• [Work instructions]: Work out how many lines have "manually" in them. Give only that number.

• [Provided records]:

[START]

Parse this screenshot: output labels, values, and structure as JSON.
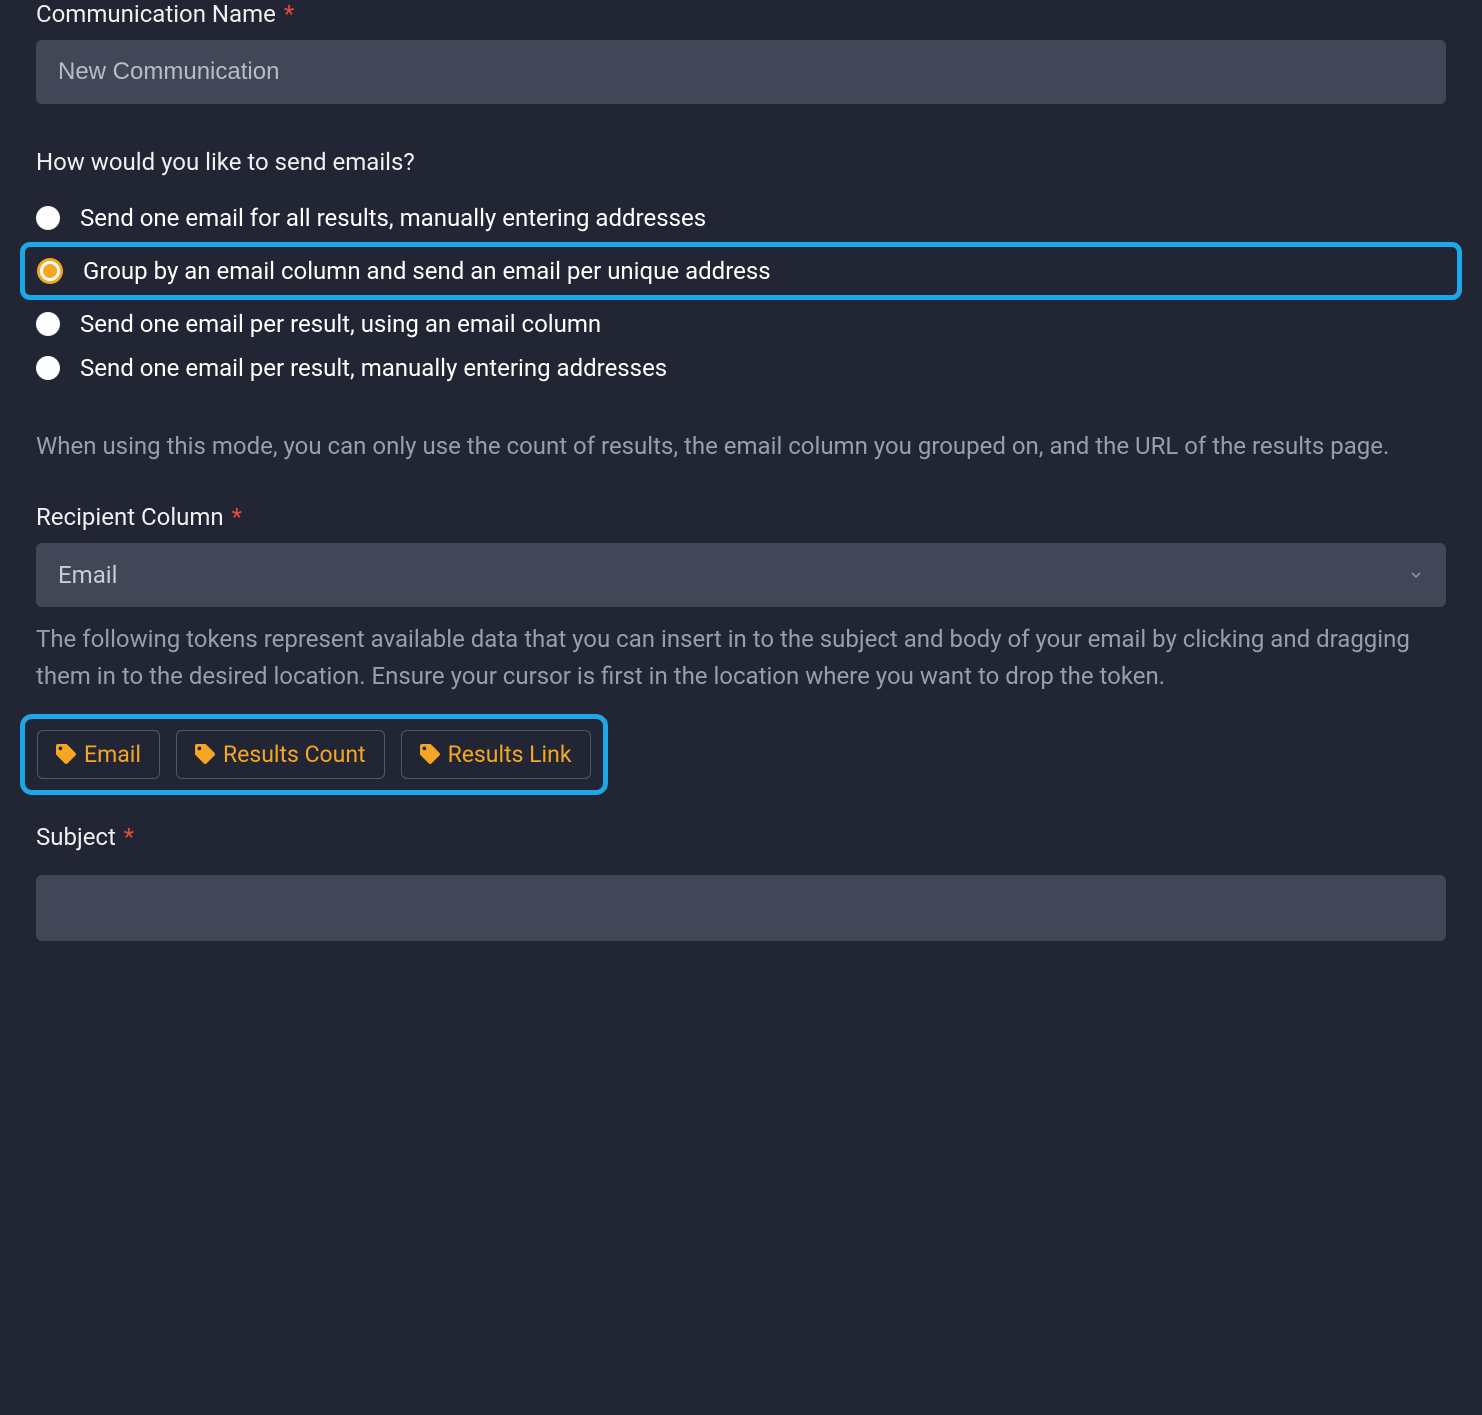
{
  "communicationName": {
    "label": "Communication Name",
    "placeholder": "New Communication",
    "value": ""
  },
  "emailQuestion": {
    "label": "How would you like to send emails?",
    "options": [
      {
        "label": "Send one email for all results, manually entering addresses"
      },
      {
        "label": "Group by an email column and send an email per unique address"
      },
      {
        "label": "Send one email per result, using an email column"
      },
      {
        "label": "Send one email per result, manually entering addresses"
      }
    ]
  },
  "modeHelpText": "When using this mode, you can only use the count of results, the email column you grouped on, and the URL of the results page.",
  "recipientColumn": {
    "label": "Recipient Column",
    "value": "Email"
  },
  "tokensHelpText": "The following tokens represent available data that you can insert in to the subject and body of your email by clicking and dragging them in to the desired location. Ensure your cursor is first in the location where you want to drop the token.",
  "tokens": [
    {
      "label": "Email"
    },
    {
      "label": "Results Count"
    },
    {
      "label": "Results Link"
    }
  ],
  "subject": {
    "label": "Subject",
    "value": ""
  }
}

[END]

• [Task result]: 2